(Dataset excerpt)
-=-=-=-=-

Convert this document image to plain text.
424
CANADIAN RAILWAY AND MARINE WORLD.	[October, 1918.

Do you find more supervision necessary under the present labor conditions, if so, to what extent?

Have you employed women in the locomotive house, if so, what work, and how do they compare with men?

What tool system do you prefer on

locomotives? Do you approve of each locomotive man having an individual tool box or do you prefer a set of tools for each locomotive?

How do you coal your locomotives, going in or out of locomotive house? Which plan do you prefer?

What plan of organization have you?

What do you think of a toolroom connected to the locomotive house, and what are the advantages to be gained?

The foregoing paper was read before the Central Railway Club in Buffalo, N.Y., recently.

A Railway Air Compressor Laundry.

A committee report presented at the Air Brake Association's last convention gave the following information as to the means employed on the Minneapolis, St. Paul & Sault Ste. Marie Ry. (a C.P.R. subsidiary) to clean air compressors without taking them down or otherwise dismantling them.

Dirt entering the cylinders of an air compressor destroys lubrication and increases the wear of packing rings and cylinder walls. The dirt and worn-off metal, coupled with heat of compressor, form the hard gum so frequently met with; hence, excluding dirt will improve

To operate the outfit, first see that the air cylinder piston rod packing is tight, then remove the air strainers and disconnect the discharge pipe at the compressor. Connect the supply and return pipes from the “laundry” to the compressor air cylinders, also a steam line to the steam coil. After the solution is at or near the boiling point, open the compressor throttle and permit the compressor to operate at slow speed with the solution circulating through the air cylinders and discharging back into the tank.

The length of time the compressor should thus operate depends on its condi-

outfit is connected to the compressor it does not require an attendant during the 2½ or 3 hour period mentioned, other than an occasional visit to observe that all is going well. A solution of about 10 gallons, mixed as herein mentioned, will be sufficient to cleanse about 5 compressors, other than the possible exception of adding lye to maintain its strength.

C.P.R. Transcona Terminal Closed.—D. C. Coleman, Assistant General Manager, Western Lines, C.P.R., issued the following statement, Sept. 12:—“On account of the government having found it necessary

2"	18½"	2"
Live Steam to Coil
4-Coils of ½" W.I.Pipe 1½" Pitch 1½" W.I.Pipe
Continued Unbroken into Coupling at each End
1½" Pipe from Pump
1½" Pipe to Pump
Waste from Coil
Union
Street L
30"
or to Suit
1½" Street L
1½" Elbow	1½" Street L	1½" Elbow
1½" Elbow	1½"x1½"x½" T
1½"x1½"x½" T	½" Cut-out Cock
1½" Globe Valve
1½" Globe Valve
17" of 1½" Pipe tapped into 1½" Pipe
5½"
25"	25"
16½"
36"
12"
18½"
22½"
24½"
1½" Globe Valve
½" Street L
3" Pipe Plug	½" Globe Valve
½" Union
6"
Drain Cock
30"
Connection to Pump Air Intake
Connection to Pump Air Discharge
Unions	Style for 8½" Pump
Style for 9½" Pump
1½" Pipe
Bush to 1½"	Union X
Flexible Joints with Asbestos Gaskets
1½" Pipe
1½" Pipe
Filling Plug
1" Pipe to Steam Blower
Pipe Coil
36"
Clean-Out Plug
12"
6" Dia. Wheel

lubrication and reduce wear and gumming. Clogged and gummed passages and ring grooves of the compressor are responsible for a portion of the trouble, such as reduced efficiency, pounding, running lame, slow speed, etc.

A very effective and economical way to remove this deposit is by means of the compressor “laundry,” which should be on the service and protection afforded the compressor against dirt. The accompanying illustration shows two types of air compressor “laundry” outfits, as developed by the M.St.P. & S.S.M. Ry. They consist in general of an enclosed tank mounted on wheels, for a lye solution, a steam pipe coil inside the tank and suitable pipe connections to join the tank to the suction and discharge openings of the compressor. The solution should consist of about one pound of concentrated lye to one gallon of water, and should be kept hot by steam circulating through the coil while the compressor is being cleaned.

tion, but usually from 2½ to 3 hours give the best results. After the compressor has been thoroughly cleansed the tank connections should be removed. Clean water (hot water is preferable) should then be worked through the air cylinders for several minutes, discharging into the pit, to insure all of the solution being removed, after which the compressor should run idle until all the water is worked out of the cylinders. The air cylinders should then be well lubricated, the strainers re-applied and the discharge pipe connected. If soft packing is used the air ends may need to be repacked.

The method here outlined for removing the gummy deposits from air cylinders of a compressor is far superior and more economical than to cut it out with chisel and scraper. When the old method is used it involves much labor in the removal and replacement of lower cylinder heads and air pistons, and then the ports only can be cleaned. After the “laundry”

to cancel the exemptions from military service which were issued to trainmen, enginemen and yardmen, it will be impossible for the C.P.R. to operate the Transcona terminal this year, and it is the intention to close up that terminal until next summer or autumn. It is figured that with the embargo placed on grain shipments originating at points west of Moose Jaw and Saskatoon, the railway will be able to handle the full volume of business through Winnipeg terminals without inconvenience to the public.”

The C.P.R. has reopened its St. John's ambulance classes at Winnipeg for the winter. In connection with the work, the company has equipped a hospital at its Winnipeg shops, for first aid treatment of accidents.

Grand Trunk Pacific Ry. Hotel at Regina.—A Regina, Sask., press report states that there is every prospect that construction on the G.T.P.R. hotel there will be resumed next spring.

-=-=-=-=-

Aim of the task >> Each line above that includes "employed" should be shown.

Finished exercise >>
Have you employed women in the locomotive house, if so, what work, and how do they compare with men?
A committee report presented at the Air Brake Association's last convention gave the following information as to the means employed on the Minneapolis, St. Paul & Sault Ste. Marie Ry. (a C.P.R. subsidiary) to clean air compressors without taking them down or otherwise dismantling them.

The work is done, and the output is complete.